Aim: Copy out each line of the material below with no changes.

Exercise data:
================================

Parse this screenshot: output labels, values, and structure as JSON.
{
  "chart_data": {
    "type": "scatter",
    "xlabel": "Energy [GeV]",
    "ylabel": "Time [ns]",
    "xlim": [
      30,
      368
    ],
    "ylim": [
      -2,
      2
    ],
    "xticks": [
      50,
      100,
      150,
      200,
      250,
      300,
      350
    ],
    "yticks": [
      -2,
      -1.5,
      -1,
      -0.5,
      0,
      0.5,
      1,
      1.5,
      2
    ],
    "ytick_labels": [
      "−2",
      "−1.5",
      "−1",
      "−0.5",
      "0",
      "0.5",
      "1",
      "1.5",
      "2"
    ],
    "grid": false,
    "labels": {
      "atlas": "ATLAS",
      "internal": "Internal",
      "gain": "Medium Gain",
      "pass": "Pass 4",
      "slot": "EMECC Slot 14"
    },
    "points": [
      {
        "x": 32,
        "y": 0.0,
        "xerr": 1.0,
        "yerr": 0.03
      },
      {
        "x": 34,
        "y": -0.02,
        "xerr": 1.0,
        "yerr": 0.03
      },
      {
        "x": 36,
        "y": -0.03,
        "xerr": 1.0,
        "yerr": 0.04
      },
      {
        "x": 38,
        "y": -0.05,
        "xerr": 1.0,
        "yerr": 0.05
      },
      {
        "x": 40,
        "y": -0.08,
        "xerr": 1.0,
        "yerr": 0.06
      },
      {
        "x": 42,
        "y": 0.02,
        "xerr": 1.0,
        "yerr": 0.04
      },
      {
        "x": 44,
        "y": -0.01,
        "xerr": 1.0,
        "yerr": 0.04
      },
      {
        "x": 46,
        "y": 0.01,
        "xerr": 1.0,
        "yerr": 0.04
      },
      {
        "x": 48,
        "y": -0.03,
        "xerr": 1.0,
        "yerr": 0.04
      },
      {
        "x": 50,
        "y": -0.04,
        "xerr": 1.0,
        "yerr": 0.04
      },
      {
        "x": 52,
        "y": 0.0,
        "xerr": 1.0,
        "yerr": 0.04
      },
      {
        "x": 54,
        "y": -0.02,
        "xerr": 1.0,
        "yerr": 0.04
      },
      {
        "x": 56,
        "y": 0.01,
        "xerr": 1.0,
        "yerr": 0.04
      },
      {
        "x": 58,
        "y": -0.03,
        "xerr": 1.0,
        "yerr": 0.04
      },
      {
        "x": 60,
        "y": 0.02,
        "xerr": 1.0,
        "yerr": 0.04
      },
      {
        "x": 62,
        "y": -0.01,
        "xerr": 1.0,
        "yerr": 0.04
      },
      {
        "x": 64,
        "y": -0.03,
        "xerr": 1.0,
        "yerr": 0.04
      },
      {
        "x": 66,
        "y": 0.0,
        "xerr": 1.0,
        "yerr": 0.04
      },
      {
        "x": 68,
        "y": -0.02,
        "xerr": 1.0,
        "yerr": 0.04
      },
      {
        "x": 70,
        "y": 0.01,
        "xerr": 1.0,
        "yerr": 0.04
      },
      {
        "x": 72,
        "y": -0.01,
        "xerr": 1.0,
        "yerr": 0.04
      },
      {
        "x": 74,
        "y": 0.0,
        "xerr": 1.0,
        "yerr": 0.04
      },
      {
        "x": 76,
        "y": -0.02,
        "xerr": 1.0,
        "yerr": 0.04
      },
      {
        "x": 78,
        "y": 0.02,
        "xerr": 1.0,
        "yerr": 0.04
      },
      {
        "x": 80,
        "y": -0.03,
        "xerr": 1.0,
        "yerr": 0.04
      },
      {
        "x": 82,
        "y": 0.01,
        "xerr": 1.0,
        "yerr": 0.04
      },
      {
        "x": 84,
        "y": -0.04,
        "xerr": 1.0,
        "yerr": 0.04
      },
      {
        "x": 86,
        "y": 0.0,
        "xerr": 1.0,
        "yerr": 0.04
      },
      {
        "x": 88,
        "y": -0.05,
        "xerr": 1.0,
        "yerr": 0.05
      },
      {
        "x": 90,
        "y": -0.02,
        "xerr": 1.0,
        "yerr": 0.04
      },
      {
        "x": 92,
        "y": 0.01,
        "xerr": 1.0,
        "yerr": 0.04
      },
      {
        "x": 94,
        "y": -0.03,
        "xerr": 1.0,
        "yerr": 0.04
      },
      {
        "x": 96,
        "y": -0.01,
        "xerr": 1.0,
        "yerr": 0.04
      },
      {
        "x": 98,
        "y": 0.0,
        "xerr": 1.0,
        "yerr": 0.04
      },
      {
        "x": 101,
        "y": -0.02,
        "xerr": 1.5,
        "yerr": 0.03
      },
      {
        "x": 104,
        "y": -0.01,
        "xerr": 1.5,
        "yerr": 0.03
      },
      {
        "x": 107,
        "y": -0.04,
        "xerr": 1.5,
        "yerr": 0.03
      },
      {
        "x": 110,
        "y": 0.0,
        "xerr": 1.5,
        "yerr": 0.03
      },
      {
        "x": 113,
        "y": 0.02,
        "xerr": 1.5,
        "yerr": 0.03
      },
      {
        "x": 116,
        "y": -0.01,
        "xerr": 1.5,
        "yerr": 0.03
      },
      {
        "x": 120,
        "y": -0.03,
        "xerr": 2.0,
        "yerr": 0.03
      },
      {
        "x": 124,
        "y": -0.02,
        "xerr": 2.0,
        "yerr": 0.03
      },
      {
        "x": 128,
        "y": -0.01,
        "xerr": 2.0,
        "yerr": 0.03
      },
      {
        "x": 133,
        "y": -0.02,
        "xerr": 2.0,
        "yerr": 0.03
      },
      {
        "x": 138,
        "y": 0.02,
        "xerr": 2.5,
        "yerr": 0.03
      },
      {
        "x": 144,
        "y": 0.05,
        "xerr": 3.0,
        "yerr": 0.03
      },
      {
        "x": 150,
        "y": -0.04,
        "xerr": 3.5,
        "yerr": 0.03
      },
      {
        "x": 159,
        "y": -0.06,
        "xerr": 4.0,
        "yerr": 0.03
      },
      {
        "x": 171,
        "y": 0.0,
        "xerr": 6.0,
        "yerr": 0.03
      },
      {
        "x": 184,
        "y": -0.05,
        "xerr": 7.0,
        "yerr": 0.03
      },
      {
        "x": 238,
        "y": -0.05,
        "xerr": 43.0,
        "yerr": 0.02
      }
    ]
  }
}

================================

Output for this task:
Parse this screenshot: output labels, values, and structure as JSON.
{
  "chart_data": {
    "type": "scatter",
    "xlabel": "Energy [GeV]",
    "ylabel": "Time [ns]",
    "xlim": [
      30,
      368
    ],
    "ylim": [
      -2,
      2
    ],
    "xticks": [
      50,
      100,
      150,
      200,
      250,
      300,
      350
    ],
    "yticks": [
      -2,
      -1.5,
      -1,
      -0.5,
      0,
      0.5,
      1,
      1.5,
      2
    ],
    "ytick_labels": [
      "−2",
      "−1.5",
      "−1",
      "−0.5",
      "0",
      "0.5",
      "1",
      "1.5",
      "2"
    ],
    "grid": false,
    "labels": {
      "atlas": "ATLAS",
      "internal": "Internal",
      "gain": "Medium Gain",
      "pass": "Pass 4",
      "slot": "EMECC Slot 14"
    },
    "points": [
      {
        "x": 32,
        "y": 0.0,
        "xerr": 1.0,
        "yerr": 0.03
      },
      {
        "x": 34,
        "y": -0.02,
        "xerr": 1.0,
        "yerr": 0.03
      },
      {
        "x": 36,
        "y": -0.03,
        "xerr": 1.0,
        "yerr": 0.04
      },
      {
        "x": 38,
        "y": -0.05,
        "xerr": 1.0,
        "yerr": 0.05
      },
      {
        "x": 40,
        "y": -0.08,
        "xerr": 1.0,
        "yerr": 0.06
      },
      {
        "x": 42,
        "y": 0.02,
        "xerr": 1.0,
        "yerr": 0.04
      },
      {
        "x": 44,
        "y": -0.01,
        "xerr": 1.0,
        "yerr": 0.04
      },
      {
        "x": 46,
        "y": 0.01,
        "xerr": 1.0,
        "yerr": 0.04
      },
      {
        "x": 48,
        "y": -0.03,
        "xerr": 1.0,
        "yerr": 0.04
      },
      {
        "x": 50,
        "y": -0.04,
        "xerr": 1.0,
        "yerr": 0.04
      },
      {
        "x": 52,
        "y": 0.0,
        "xerr": 1.0,
        "yerr": 0.04
      },
      {
        "x": 54,
        "y": -0.02,
        "xerr": 1.0,
        "yerr": 0.04
      },
      {
        "x": 56,
        "y": 0.01,
        "xerr": 1.0,
        "yerr": 0.04
      },
      {
        "x": 58,
        "y": -0.03,
        "xerr": 1.0,
        "yerr": 0.04
      },
      {
        "x": 60,
        "y": 0.02,
        "xerr": 1.0,
        "yerr": 0.04
      },
      {
        "x": 62,
        "y": -0.01,
        "xerr": 1.0,
        "yerr": 0.04
      },
      {
        "x": 64,
        "y": -0.03,
        "xerr": 1.0,
        "yerr": 0.04
      },
      {
        "x": 66,
        "y": 0.0,
        "xerr": 1.0,
        "yerr": 0.04
      },
      {
        "x": 68,
        "y": -0.02,
        "xerr": 1.0,
        "yerr": 0.04
      },
      {
        "x": 70,
        "y": 0.01,
        "xerr": 1.0,
        "yerr": 0.04
      },
      {
        "x": 72,
        "y": -0.01,
        "xerr": 1.0,
        "yerr": 0.04
      },
      {
        "x": 74,
        "y": 0.0,
        "xerr": 1.0,
        "yerr": 0.04
      },
      {
        "x": 76,
        "y": -0.02,
        "xerr": 1.0,
        "yerr": 0.04
      },
      {
        "x": 78,
        "y": 0.02,
        "xerr": 1.0,
        "yerr": 0.04
      },
      {
        "x": 80,
        "y": -0.03,
        "xerr": 1.0,
        "yerr": 0.04
      },
      {
        "x": 82,
        "y": 0.01,
        "xerr": 1.0,
        "yerr": 0.04
      },
      {
        "x": 84,
        "y": -0.04,
        "xerr": 1.0,
        "yerr": 0.04
      },
      {
        "x": 86,
        "y": 0.0,
        "xerr": 1.0,
        "yerr": 0.04
      },
      {
        "x": 88,
        "y": -0.05,
        "xerr": 1.0,
        "yerr": 0.05
      },
      {
        "x": 90,
        "y": -0.02,
        "xerr": 1.0,
        "yerr": 0.04
      },
      {
        "x": 92,
        "y": 0.01,
        "xerr": 1.0,
        "yerr": 0.04
      },
      {
        "x": 94,
        "y": -0.03,
        "xerr": 1.0,
        "yerr": 0.04
      },
      {
        "x": 96,
        "y": -0.01,
        "xerr": 1.0,
        "yerr": 0.04
      },
      {
        "x": 98,
        "y": 0.0,
        "xerr": 1.0,
        "yerr": 0.04
      },
      {
        "x": 101,
        "y": -0.02,
        "xerr": 1.5,
        "yerr": 0.03
      },
      {
        "x": 104,
        "y": -0.01,
        "xerr": 1.5,
        "yerr": 0.03
      },
      {
        "x": 107,
        "y": -0.04,
        "xerr": 1.5,
        "yerr": 0.03
      },
      {
        "x": 110,
        "y": 0.0,
        "xerr": 1.5,
        "yerr": 0.03
      },
      {
        "x": 113,
        "y": 0.02,
        "xerr": 1.5,
        "yerr": 0.03
      },
      {
        "x": 116,
        "y": -0.01,
        "xerr": 1.5,
        "yerr": 0.03
      },
      {
        "x": 120,
        "y": -0.03,
        "xerr": 2.0,
        "yerr": 0.03
      },
      {
        "x": 124,
        "y": -0.02,
        "xerr": 2.0,
        "yerr": 0.03
      },
      {
        "x": 128,
        "y": -0.01,
        "xerr": 2.0,
        "yerr": 0.03
      },
      {
        "x": 133,
        "y": -0.02,
        "xerr": 2.0,
        "yerr": 0.03
      },
      {
        "x": 138,
        "y": 0.02,
        "xerr": 2.5,
        "yerr": 0.03
      },
      {
        "x": 144,
        "y": 0.05,
        "xerr": 3.0,
        "yerr": 0.03
      },
      {
        "x": 150,
        "y": -0.04,
        "xerr": 3.5,
        "yerr": 0.03
      },
      {
        "x": 159,
        "y": -0.06,
        "xerr": 4.0,
        "yerr": 0.03
      },
      {
        "x": 171,
        "y": 0.0,
        "xerr": 6.0,
        "yerr": 0.03
      },
      {
        "x": 184,
        "y": -0.05,
        "xerr": 7.0,
        "yerr": 0.03
      },
      {
        "x": 238,
        "y": -0.05,
        "xerr": 43.0,
        "yerr": 0.02
      }
    ]
  }
}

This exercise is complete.